Given problem: Write out all the entries word for word, but skip any images.

Recorded data:

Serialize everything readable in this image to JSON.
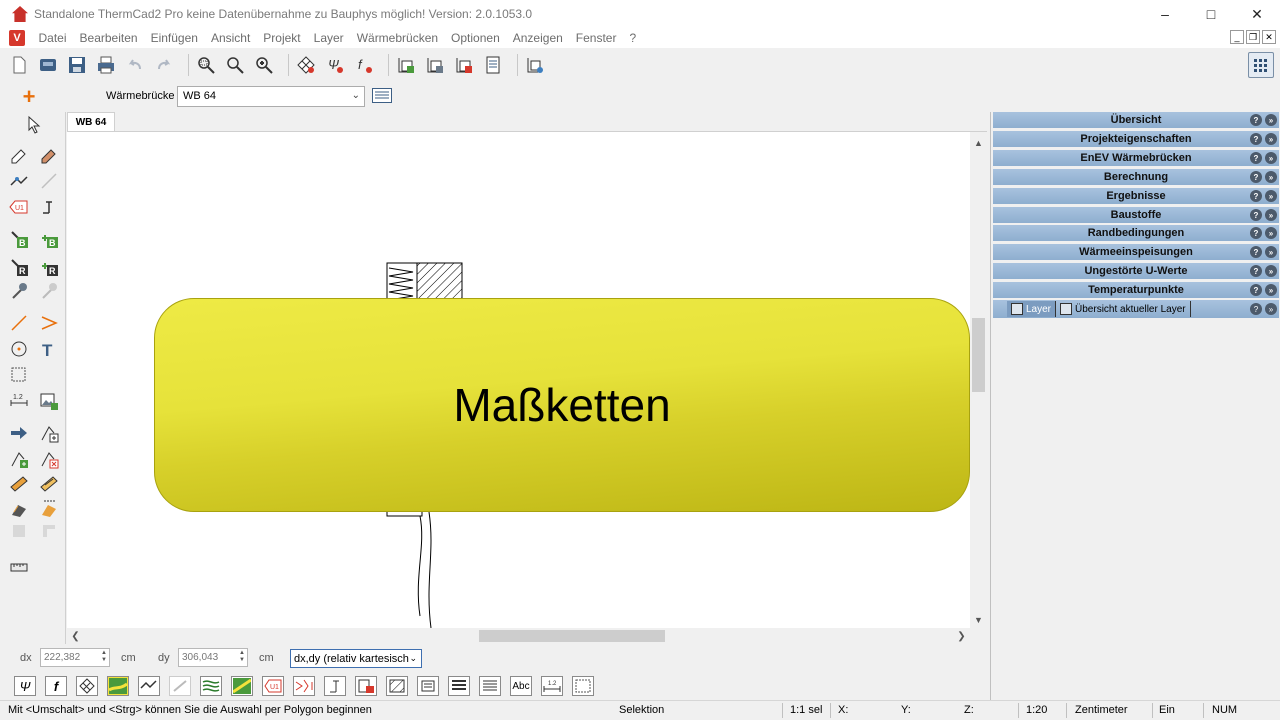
{
  "window": {
    "title": "Standalone ThermCad2 Pro  keine Datenübernahme zu Bauphys möglich! Version: 2.0.1053.0",
    "app_logo_letter": "V"
  },
  "menu": [
    "Datei",
    "Bearbeiten",
    "Einfügen",
    "Ansicht",
    "Projekt",
    "Layer",
    "Wärmebrücken",
    "Optionen",
    "Anzeigen",
    "Fenster",
    "?"
  ],
  "selector": {
    "label": "Wärmebrücke :",
    "value": "WB 64"
  },
  "document_tab": "WB 64",
  "overlay": {
    "text": "Maßketten",
    "color": "#e6e23a"
  },
  "right_panel": {
    "sections": [
      "Übersicht",
      "Projekteigenschaften",
      "EnEV Wärmebrücken",
      "Berechnung",
      "Ergebnisse",
      "Baustoffe",
      "Randbedingungen",
      "Wärmeeinspeisungen",
      "Ungestörte U-Werte",
      "Temperaturpunkte"
    ],
    "layer_tabs": [
      "Layer",
      "Übersicht aktueller Layer"
    ]
  },
  "coords": {
    "dx_label": "dx",
    "dx_value": "222,382",
    "dx_unit": "cm",
    "dy_label": "dy",
    "dy_value": "306,043",
    "dy_unit": "cm",
    "mode": "dx,dy (relativ kartesisch"
  },
  "status": {
    "message": "Mit <Umschalt> und <Strg> können Sie die Auswahl per Polygon beginnen",
    "mode": "Selektion",
    "selection": "1:1 sel",
    "x_label": "X:",
    "y_label": "Y:",
    "z_label": "Z:",
    "scale": "1:20",
    "unit": "Zentimeter",
    "insert": "Ein",
    "num": "NUM"
  },
  "bottom_toolbar_text": {
    "abc": "Abc",
    "u1": "U1",
    "f": "f",
    "psi": "Ψ"
  },
  "colors": {
    "panel_header": "#9db8d7",
    "accent_orange": "#e8700c",
    "brand_red": "#d6382c"
  }
}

Exercise output:
Serialize everything readable in this image to JSON.
{
  "window": {
    "title": "Standalone ThermCad2 Pro  keine Datenübernahme zu Bauphys möglich! Version: 2.0.1053.0",
    "app_logo_letter": "V"
  },
  "menu": [
    "Datei",
    "Bearbeiten",
    "Einfügen",
    "Ansicht",
    "Projekt",
    "Layer",
    "Wärmebrücken",
    "Optionen",
    "Anzeigen",
    "Fenster",
    "?"
  ],
  "selector": {
    "label": "Wärmebrücke :",
    "value": "WB 64"
  },
  "document_tab": "WB 64",
  "overlay": {
    "text": "Maßketten",
    "color": "#e6e23a"
  },
  "right_panel": {
    "sections": [
      "Übersicht",
      "Projekteigenschaften",
      "EnEV Wärmebrücken",
      "Berechnung",
      "Ergebnisse",
      "Baustoffe",
      "Randbedingungen",
      "Wärmeeinspeisungen",
      "Ungestörte U-Werte",
      "Temperaturpunkte"
    ],
    "layer_tabs": [
      "Layer",
      "Übersicht aktueller Layer"
    ]
  },
  "coords": {
    "dx_label": "dx",
    "dx_value": "222,382",
    "dx_unit": "cm",
    "dy_label": "dy",
    "dy_value": "306,043",
    "dy_unit": "cm",
    "mode": "dx,dy (relativ kartesisch"
  },
  "status": {
    "message": "Mit <Umschalt> und <Strg> können Sie die Auswahl per Polygon beginnen",
    "mode": "Selektion",
    "selection": "1:1 sel",
    "x_label": "X:",
    "y_label": "Y:",
    "z_label": "Z:",
    "scale": "1:20",
    "unit": "Zentimeter",
    "insert": "Ein",
    "num": "NUM"
  },
  "bottom_toolbar_text": {
    "abc": "Abc",
    "u1": "U1",
    "f": "f",
    "psi": "Ψ"
  },
  "colors": {
    "panel_header": "#9db8d7",
    "accent_orange": "#e8700c",
    "brand_red": "#d6382c"
  }
}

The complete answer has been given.